Where the string "Regents" occurs in the material below, report the whole line.

Entries taken from a collection
——————————

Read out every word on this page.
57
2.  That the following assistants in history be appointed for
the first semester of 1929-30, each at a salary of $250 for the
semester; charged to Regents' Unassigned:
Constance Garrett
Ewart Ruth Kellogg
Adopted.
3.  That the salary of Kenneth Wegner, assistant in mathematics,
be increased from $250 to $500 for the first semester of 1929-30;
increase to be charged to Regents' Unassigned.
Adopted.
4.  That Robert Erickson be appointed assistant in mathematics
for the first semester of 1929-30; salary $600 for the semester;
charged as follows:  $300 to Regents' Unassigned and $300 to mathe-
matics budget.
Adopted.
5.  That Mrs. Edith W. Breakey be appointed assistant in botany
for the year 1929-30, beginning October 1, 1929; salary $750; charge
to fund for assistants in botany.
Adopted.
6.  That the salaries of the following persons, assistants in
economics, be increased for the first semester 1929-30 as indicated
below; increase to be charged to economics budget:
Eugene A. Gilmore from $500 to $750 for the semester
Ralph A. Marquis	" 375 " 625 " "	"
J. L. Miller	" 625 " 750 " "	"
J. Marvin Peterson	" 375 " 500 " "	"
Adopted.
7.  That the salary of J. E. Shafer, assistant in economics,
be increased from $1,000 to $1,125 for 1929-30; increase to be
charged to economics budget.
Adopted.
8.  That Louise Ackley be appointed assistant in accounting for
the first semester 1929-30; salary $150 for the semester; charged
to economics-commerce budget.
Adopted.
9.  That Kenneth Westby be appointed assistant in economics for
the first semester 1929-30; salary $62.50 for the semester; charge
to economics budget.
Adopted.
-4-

——————————

* [In response]:
semester; charged to Regents' Unassigned:
increase to be charged to Regents' Unassigned.
charged as follows:  $300 to Regents' Unassigned and $300 to mathe-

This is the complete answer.